-- Task details --
The listing below is to be output in its exact form.

(Saved data entries)
┄┄┄┄┄┄┄┄┄┄

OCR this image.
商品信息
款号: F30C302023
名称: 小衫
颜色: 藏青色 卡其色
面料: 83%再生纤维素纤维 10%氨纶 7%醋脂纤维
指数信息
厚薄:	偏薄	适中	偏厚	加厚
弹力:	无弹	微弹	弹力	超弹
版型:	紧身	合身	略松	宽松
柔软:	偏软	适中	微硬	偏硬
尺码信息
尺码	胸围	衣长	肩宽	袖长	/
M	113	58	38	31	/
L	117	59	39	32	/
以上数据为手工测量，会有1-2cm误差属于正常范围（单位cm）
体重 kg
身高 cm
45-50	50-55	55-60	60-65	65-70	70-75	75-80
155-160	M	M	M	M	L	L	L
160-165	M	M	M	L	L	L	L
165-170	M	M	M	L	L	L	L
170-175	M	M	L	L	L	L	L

┄┄┄┄┄┄┄┄┄┄

-- Task answer --
OCR this image.
商品信息
款号: F30C302023
名称: 小衫
颜色: 藏青色 卡其色
面料: 83%再生纤维素纤维 10%氨纶 7%醋脂纤维
指数信息
厚薄:	偏薄	适中	偏厚	加厚
弹力:	无弹	微弹	弹力	超弹
版型:	紧身	合身	略松	宽松
柔软:	偏软	适中	微硬	偏硬
尺码信息
尺码	胸围	衣长	肩宽	袖长	/
M	113	58	38	31	/
L	117	59	39	32	/
以上数据为手工测量，会有1-2cm误差属于正常范围（单位cm）
体重 kg
身高 cm
45-50	50-55	55-60	60-65	65-70	70-75	75-80
155-160	M	M	M	M	L	L	L
160-165	M	M	M	L	L	L	L
165-170	M	M	M	L	L	L	L
170-175	M	M	L	L	L	L	L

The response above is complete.